:: Dataset records
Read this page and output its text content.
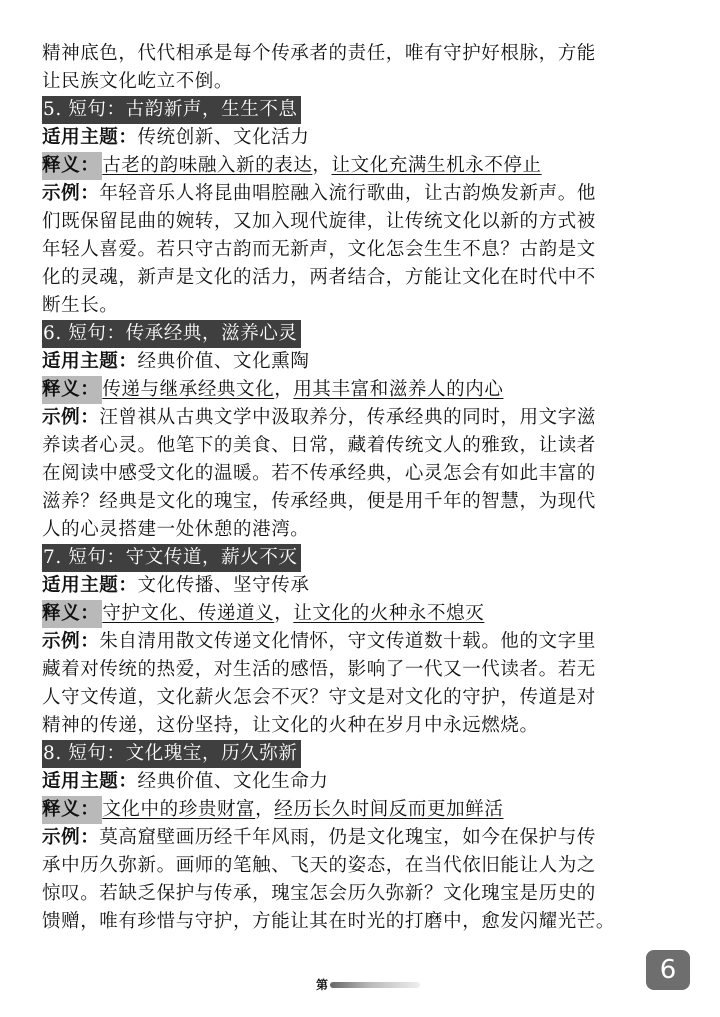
精神底色，代代相承是每个传承者的责任，唯有守护好根脉，方能
让民族文化屹立不倒。
5. 短句：古韵新声，生生不息
适用主题：传统创新、文化活力
释义： 古老的韵味融入新的表达，让文化充满生机永不停止
示例：年轻音乐人将昆曲唱腔融入流行歌曲，让古韵焕发新声。他
们既保留昆曲的婉转，又加入现代旋律，让传统文化以新的方式被
年轻人喜爱。若只守古韵而无新声，文化怎会生生不息？古韵是文
化的灵魂，新声是文化的活力，两者结合，方能让文化在时代中不
断生长。
6. 短句：传承经典，滋养心灵
适用主题：经典价值、文化熏陶
释义： 传递与继承经典文化，用其丰富和滋养人的内心
示例：汪曾祺从古典文学中汲取养分，传承经典的同时，用文字滋
养读者心灵。他笔下的美食、日常，藏着传统文人的雅致，让读者
在阅读中感受文化的温暖。若不传承经典，心灵怎会有如此丰富的
滋养？经典是文化的瑰宝，传承经典，便是用千年的智慧，为现代
人的心灵搭建一处休憩的港湾。
7. 短句：守文传道，薪火不灭
适用主题：文化传播、坚守传承
释义： 守护文化、传递道义，让文化的火种永不熄灭
示例：朱自清用散文传递文化情怀，守文传道数十载。他的文字里
藏着对传统的热爱，对生活的感悟，影响了一代又一代读者。若无
人守文传道，文化薪火怎会不灭？守文是对文化的守护，传道是对
精神的传递，这份坚持，让文化的火种在岁月中永远燃烧。
8. 短句：文化瑰宝，历久弥新
适用主题：经典价值、文化生命力
释义： 文化中的珍贵财富，经历长久时间反而更加鲜活
示例：莫高窟壁画历经千年风雨，仍是文化瑰宝，如今在保护与传
承中历久弥新。画师的笔触、飞天的姿态，在当代依旧能让人为之
惊叹。若缺乏保护与传承，瑰宝怎会历久弥新？文化瑰宝是历史的
馈赠，唯有珍惜与守护，方能让其在时光的打磨中，愈发闪耀光芒。
第	6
::::
| Set problem |
Print the records word for word and exclude any picture they hold.

| The output |
Read this page and output its text content.
精神底色，代代相承是每个传承者的责任，唯有守护好根脉，方能
让民族文化屹立不倒。
5. 短句：古韵新声，生生不息
适用主题：传统创新、文化活力
释义： 古老的韵味融入新的表达，让文化充满生机永不停止
示例：年轻音乐人将昆曲唱腔融入流行歌曲，让古韵焕发新声。他
们既保留昆曲的婉转，又加入现代旋律，让传统文化以新的方式被
年轻人喜爱。若只守古韵而无新声，文化怎会生生不息？古韵是文
化的灵魂，新声是文化的活力，两者结合，方能让文化在时代中不
断生长。
6. 短句：传承经典，滋养心灵
适用主题：经典价值、文化熏陶
释义： 传递与继承经典文化，用其丰富和滋养人的内心
示例：汪曾祺从古典文学中汲取养分，传承经典的同时，用文字滋
养读者心灵。他笔下的美食、日常，藏着传统文人的雅致，让读者
在阅读中感受文化的温暖。若不传承经典，心灵怎会有如此丰富的
滋养？经典是文化的瑰宝，传承经典，便是用千年的智慧，为现代
人的心灵搭建一处休憩的港湾。
7. 短句：守文传道，薪火不灭
适用主题：文化传播、坚守传承
释义： 守护文化、传递道义，让文化的火种永不熄灭
示例：朱自清用散文传递文化情怀，守文传道数十载。他的文字里
藏着对传统的热爱，对生活的感悟，影响了一代又一代读者。若无
人守文传道，文化薪火怎会不灭？守文是对文化的守护，传道是对
精神的传递，这份坚持，让文化的火种在岁月中永远燃烧。
8. 短句：文化瑰宝，历久弥新
适用主题：经典价值、文化生命力
释义： 文化中的珍贵财富，经历长久时间反而更加鲜活
示例：莫高窟壁画历经千年风雨，仍是文化瑰宝，如今在保护与传
承中历久弥新。画师的笔触、飞天的姿态，在当代依旧能让人为之
惊叹。若缺乏保护与传承，瑰宝怎会历久弥新？文化瑰宝是历史的
馈赠，唯有珍惜与守护，方能让其在时光的打磨中，愈发闪耀光芒。
第	6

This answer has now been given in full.